Working data.
BEGIN
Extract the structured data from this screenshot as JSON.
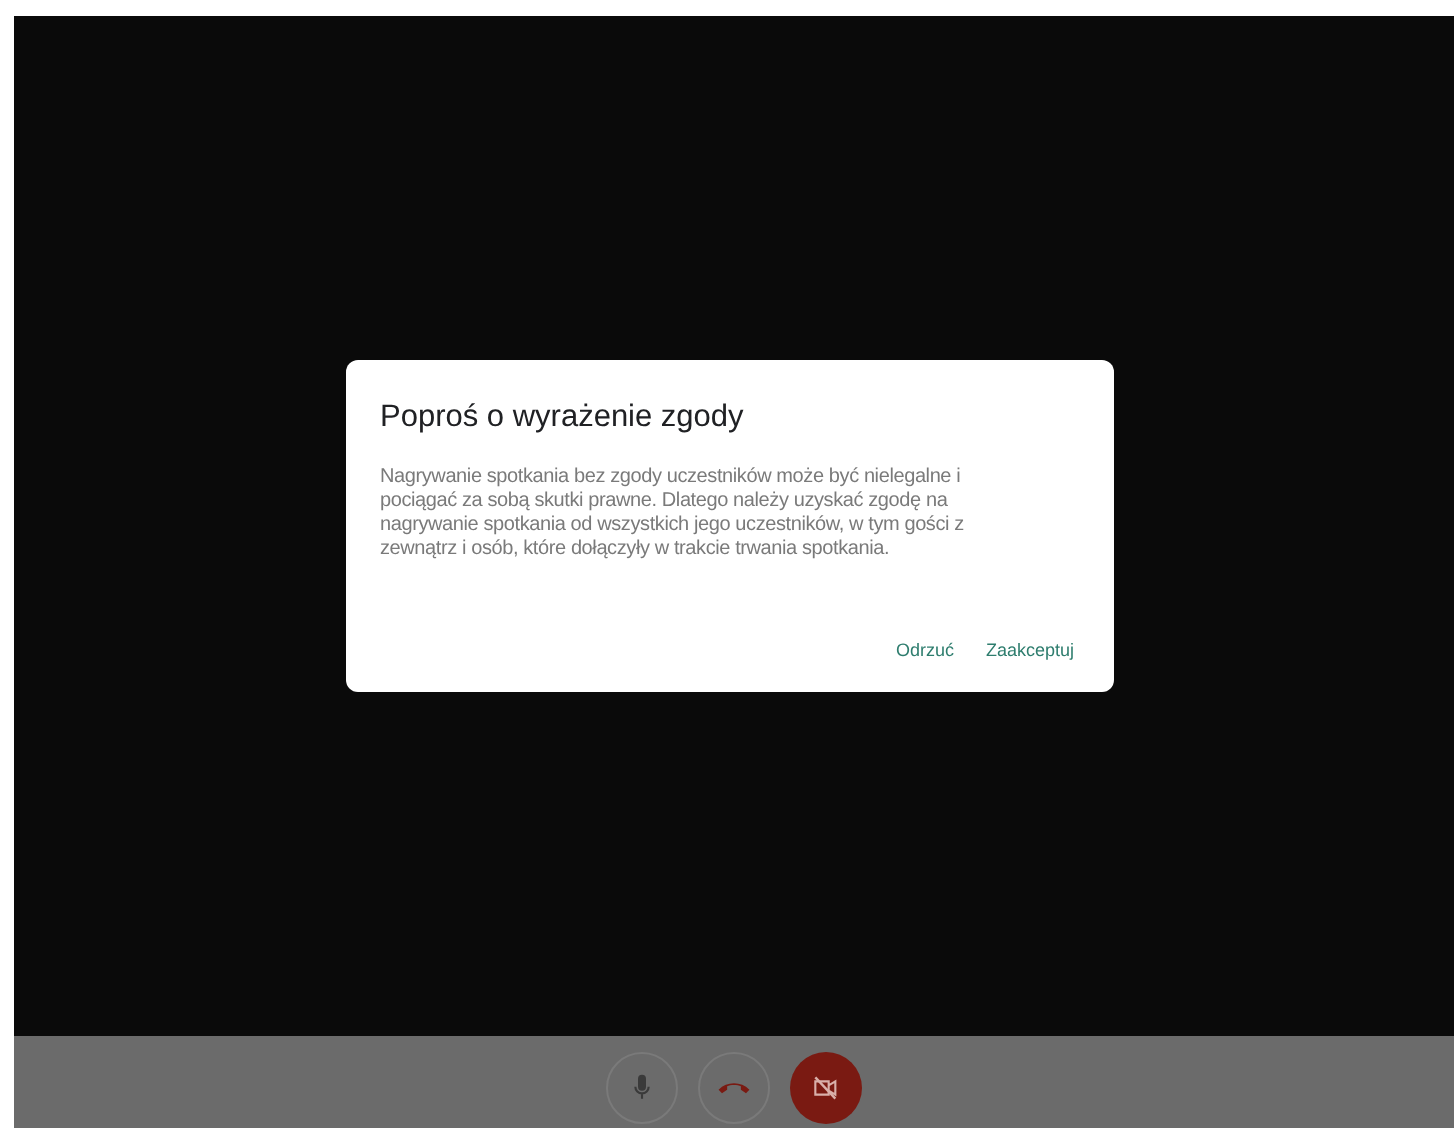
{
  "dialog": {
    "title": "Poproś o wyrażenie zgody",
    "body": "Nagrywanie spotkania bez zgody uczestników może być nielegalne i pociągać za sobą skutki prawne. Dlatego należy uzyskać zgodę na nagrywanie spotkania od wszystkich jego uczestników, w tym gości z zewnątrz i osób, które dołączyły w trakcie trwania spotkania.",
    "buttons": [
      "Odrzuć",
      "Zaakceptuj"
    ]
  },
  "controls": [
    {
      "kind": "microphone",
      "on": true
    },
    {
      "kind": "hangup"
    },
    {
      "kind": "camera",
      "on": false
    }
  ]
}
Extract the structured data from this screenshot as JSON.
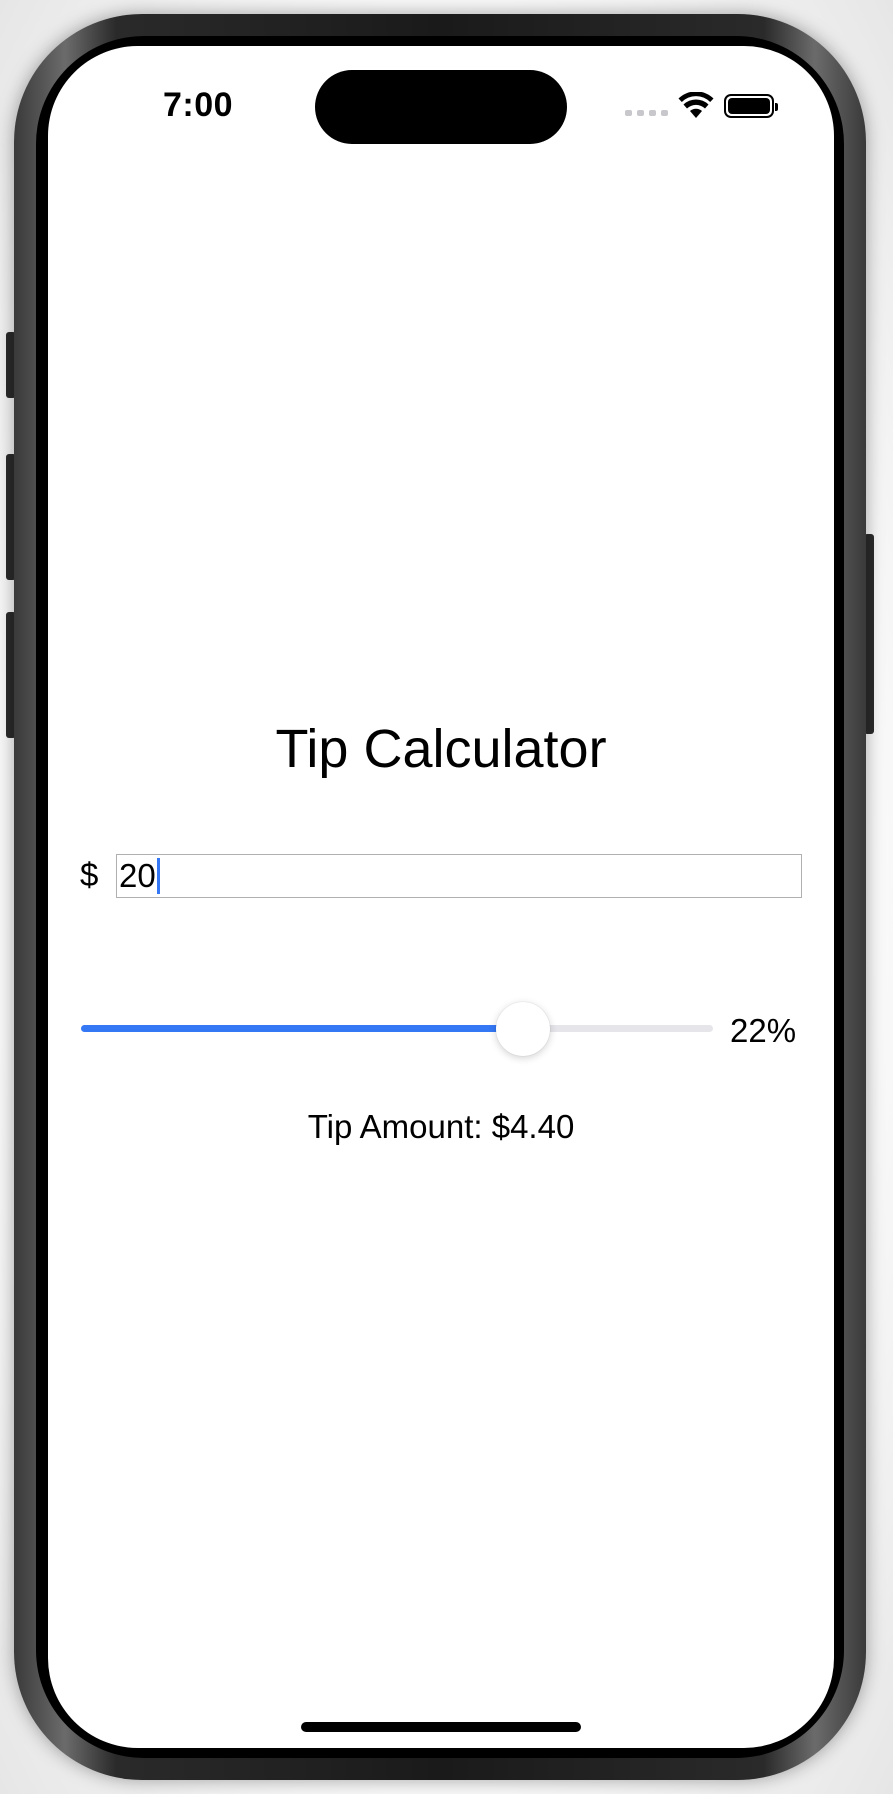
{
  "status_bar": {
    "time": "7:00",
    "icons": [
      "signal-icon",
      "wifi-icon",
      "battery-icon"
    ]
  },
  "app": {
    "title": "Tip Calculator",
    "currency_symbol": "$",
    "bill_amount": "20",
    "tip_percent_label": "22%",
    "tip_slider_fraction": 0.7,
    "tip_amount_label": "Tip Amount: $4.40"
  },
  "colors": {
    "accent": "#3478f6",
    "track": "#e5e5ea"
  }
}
END
BEGIN
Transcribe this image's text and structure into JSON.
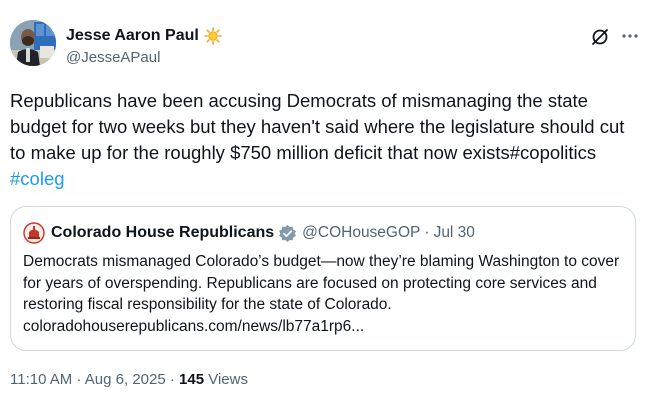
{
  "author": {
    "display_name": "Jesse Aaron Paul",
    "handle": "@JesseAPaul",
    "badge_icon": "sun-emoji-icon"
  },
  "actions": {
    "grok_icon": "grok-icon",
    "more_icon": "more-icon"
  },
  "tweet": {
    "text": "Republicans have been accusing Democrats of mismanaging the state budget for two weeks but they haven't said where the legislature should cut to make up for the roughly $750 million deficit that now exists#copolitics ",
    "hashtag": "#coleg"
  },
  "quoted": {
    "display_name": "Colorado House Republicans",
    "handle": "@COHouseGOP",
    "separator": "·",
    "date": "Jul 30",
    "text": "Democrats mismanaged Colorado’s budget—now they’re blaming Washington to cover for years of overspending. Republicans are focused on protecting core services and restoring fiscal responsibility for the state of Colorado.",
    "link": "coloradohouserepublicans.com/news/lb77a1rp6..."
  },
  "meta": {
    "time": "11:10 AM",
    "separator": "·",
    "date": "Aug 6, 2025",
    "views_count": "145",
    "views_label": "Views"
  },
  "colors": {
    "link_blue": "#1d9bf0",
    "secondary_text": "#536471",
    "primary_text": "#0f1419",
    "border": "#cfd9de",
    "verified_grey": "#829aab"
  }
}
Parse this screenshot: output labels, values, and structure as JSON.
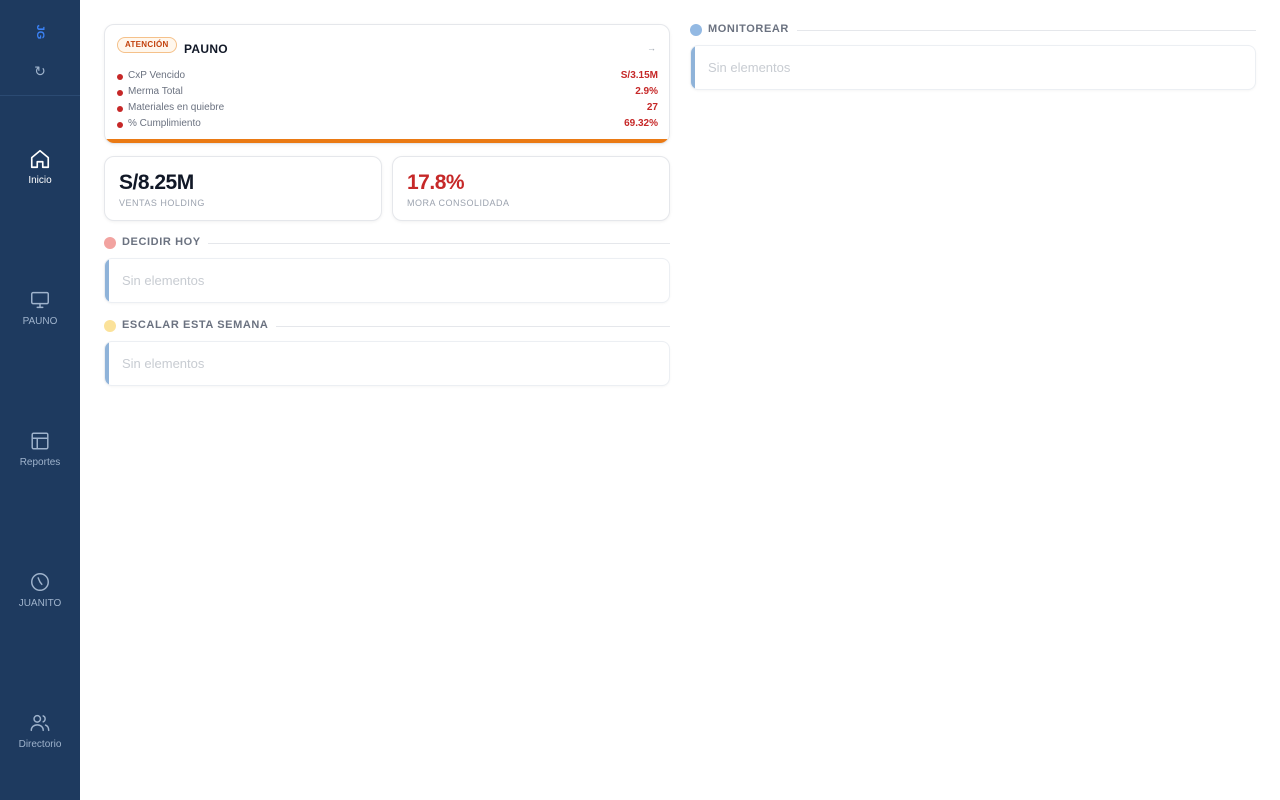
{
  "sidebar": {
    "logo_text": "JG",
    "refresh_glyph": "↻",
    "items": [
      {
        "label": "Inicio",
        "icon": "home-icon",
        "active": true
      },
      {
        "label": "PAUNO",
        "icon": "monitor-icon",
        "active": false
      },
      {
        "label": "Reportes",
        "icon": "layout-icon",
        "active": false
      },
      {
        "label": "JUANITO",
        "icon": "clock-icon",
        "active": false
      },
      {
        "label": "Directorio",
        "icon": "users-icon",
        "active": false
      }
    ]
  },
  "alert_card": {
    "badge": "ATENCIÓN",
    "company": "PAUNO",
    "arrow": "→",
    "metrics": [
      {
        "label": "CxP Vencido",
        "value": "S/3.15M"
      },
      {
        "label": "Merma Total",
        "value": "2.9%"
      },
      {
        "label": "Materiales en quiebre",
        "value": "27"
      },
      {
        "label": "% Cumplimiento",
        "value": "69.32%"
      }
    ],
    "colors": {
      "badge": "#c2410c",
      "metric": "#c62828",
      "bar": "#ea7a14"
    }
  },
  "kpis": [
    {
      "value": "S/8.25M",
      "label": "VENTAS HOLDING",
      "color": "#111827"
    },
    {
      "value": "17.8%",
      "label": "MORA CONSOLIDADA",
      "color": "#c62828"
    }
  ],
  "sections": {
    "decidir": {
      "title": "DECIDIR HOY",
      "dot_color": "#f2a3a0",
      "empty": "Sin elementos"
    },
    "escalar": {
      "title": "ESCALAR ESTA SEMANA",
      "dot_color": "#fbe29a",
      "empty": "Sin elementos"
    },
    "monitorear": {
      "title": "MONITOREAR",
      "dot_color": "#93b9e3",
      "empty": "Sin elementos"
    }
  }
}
END
Written task.
Only a number is wanted: how many lines above include "this"?

Response below.
4